- **Given request**: Reproduce the complete listing without any deviation.

- **Data supplied**:
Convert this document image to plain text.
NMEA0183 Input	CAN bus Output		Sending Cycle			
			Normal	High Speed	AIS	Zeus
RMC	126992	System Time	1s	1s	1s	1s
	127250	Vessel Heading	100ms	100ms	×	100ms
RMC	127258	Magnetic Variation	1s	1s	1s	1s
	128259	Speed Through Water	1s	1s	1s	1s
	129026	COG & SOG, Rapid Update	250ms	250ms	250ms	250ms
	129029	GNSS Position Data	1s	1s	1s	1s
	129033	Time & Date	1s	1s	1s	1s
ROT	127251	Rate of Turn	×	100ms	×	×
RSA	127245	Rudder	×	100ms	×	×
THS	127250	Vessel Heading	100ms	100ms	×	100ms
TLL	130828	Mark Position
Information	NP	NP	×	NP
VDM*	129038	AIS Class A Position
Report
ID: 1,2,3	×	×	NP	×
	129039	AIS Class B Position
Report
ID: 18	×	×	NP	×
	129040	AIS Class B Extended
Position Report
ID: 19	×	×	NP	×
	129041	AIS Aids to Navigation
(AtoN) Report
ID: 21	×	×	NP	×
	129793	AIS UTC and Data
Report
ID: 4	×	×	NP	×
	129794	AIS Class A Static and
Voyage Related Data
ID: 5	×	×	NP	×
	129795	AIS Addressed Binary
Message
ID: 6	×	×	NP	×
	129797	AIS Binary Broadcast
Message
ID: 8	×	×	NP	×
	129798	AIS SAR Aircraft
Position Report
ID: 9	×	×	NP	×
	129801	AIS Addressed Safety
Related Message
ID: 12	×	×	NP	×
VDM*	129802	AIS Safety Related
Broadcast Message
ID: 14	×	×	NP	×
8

- **Exercise output**:
Convert this document image to plain text.
NMEA0183 Input	CAN bus Output		Sending Cycle			
			Normal	High Speed	AIS	Zeus
RMC	126992	System Time	1s	1s	1s	1s
	127250	Vessel Heading	100ms	100ms	×	100ms
RMC	127258	Magnetic Variation	1s	1s	1s	1s
	128259	Speed Through Water	1s	1s	1s	1s
	129026	COG & SOG, Rapid Update	250ms	250ms	250ms	250ms
	129029	GNSS Position Data	1s	1s	1s	1s
	129033	Time & Date	1s	1s	1s	1s
ROT	127251	Rate of Turn	×	100ms	×	×
RSA	127245	Rudder	×	100ms	×	×
THS	127250	Vessel Heading	100ms	100ms	×	100ms
TLL	130828	Mark Position
Information	NP	NP	×	NP
VDM*	129038	AIS Class A Position
Report
ID: 1,2,3	×	×	NP	×
	129039	AIS Class B Position
Report
ID: 18	×	×	NP	×
	129040	AIS Class B Extended
Position Report
ID: 19	×	×	NP	×
	129041	AIS Aids to Navigation
(AtoN) Report
ID: 21	×	×	NP	×
	129793	AIS UTC and Data
Report
ID: 4	×	×	NP	×
	129794	AIS Class A Static and
Voyage Related Data
ID: 5	×	×	NP	×
	129795	AIS Addressed Binary
Message
ID: 6	×	×	NP	×
	129797	AIS Binary Broadcast
Message
ID: 8	×	×	NP	×
	129798	AIS SAR Aircraft
Position Report
ID: 9	×	×	NP	×
	129801	AIS Addressed Safety
Related Message
ID: 12	×	×	NP	×
VDM*	129802	AIS Safety Related
Broadcast Message
ID: 14	×	×	NP	×
8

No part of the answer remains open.